■ Aim of the task:
Go through the data below line by line and count those containing the word "JSON". Reply with the count only.

■ Information given:
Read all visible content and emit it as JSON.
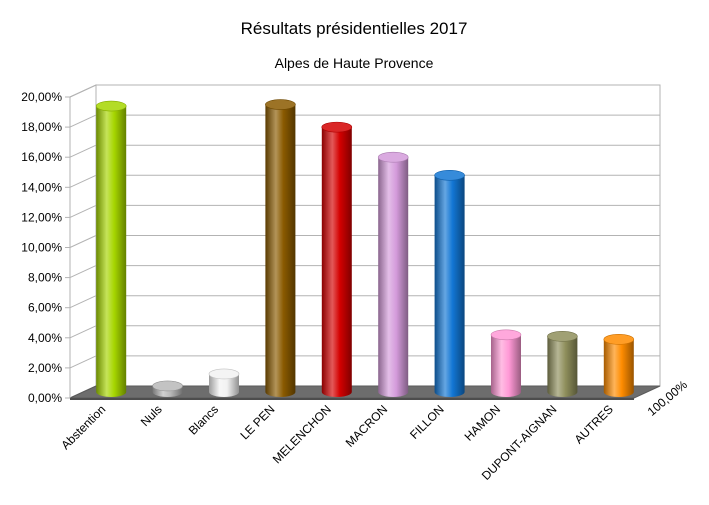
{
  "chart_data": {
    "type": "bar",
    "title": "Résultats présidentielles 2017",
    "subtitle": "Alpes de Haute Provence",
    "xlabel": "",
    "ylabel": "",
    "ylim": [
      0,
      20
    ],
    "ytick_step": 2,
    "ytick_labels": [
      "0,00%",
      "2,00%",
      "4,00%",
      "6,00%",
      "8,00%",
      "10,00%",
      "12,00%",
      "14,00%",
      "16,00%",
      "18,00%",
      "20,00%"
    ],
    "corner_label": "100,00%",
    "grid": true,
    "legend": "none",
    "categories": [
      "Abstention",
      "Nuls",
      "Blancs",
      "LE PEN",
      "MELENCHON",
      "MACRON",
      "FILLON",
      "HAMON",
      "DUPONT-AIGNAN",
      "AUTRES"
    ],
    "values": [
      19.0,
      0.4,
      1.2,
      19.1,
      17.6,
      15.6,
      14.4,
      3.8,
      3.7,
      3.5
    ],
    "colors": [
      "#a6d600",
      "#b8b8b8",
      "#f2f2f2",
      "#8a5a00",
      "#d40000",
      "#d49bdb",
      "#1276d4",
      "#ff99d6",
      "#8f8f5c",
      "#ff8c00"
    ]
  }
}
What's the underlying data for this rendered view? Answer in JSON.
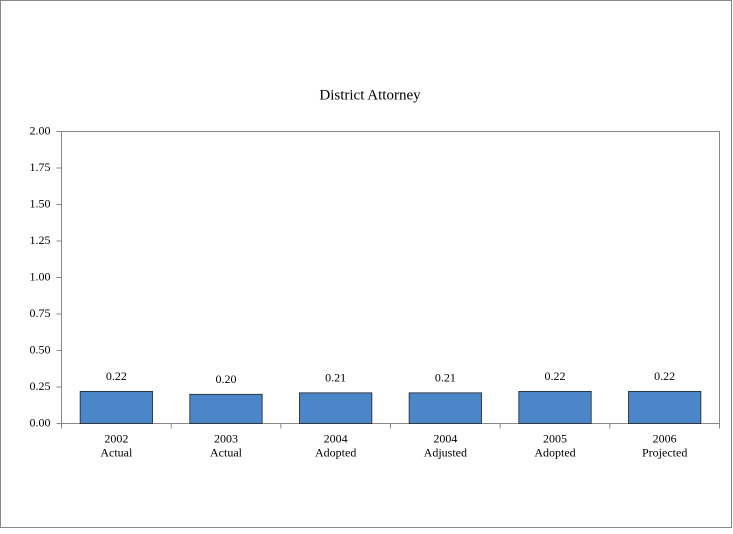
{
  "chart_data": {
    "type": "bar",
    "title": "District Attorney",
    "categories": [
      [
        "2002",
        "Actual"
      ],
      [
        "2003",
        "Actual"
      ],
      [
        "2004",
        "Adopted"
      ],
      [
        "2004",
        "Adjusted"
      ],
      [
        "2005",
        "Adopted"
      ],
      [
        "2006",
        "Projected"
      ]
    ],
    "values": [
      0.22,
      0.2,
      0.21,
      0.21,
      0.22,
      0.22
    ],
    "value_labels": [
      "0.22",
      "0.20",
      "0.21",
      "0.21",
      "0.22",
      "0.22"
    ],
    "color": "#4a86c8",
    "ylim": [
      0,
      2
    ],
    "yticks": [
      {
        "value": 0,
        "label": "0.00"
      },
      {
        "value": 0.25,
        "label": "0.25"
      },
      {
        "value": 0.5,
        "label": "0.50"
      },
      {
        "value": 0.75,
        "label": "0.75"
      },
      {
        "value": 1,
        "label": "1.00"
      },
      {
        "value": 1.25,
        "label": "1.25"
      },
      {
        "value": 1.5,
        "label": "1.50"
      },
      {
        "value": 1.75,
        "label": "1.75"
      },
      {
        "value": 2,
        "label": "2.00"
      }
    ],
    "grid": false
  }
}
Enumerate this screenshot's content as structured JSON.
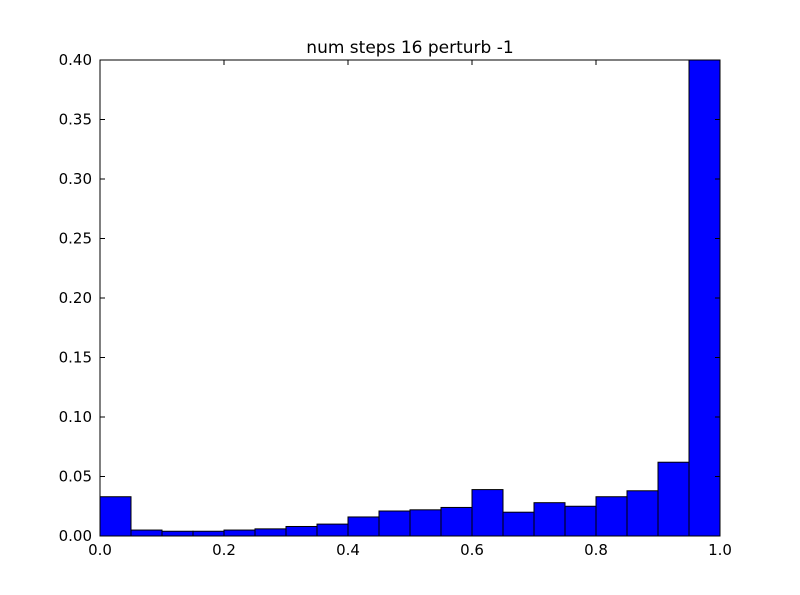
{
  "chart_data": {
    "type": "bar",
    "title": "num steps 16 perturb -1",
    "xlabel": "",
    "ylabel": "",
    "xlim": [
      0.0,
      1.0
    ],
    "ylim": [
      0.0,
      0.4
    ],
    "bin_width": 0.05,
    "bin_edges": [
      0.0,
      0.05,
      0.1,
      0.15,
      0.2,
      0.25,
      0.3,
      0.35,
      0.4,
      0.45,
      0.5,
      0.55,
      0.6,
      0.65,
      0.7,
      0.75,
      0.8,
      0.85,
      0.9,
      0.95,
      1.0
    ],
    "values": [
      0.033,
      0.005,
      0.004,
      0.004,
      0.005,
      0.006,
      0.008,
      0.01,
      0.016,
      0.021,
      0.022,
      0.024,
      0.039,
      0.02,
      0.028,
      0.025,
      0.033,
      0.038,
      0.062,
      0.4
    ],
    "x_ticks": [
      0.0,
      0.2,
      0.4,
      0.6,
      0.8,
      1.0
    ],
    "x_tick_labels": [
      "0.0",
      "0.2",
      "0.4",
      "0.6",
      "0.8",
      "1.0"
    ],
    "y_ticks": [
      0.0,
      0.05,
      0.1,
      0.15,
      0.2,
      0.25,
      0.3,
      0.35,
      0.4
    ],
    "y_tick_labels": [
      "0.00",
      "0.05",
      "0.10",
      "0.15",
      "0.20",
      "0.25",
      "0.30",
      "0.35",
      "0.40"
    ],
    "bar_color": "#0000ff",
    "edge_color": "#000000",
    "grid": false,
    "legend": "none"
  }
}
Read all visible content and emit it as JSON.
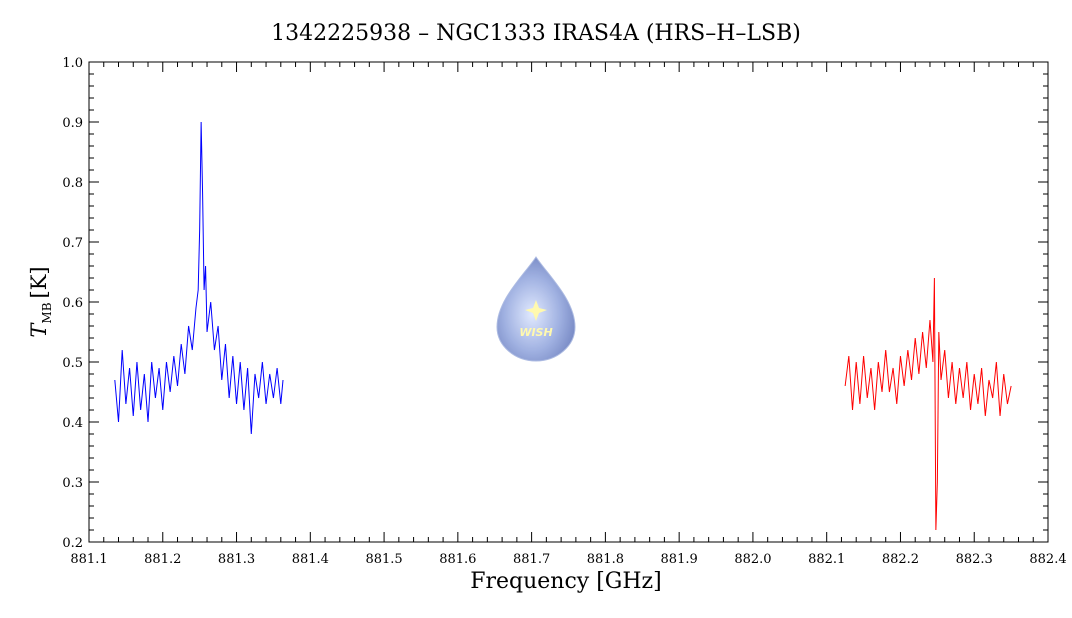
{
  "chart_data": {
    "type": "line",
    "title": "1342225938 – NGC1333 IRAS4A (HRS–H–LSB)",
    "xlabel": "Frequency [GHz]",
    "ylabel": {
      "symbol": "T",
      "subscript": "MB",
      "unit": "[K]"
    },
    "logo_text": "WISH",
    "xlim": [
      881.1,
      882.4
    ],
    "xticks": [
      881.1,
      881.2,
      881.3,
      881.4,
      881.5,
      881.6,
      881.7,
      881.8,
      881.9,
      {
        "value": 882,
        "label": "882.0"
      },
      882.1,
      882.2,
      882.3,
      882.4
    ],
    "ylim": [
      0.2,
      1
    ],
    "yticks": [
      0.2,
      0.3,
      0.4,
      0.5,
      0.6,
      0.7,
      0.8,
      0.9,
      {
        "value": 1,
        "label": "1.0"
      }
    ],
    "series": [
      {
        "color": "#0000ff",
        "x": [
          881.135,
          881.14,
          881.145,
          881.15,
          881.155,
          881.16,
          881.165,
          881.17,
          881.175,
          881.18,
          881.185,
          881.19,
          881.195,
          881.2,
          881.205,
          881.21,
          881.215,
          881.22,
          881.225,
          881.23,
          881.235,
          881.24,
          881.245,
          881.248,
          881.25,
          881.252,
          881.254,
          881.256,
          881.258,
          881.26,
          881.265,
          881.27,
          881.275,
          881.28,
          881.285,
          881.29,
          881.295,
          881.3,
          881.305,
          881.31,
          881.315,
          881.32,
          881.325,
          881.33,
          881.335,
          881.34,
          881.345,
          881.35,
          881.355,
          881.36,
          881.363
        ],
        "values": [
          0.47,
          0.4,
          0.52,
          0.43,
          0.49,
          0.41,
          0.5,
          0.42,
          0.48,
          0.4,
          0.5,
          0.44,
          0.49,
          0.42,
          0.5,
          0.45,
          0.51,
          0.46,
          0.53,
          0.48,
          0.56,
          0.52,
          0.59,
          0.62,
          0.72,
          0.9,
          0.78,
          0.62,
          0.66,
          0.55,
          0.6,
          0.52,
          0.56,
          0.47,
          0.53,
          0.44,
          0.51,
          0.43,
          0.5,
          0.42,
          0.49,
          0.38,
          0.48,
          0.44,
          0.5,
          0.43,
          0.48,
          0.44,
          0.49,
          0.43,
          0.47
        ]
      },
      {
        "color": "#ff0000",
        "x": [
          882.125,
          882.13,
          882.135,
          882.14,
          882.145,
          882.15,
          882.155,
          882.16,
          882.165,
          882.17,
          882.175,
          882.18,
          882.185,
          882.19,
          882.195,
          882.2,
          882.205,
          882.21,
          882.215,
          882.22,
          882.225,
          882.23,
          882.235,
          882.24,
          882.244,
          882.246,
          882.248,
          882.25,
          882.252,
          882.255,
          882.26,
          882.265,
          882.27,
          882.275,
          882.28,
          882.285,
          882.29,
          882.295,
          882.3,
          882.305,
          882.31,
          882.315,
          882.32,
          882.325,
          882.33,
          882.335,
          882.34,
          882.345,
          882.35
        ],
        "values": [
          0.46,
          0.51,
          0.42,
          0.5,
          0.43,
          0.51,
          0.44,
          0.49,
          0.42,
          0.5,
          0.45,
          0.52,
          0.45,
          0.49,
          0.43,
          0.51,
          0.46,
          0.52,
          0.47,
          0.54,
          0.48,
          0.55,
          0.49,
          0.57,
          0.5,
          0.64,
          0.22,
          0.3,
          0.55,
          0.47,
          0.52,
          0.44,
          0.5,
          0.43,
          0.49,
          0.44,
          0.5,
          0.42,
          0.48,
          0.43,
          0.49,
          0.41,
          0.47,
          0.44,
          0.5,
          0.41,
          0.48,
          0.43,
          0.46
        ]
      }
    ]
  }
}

■ Final result:
4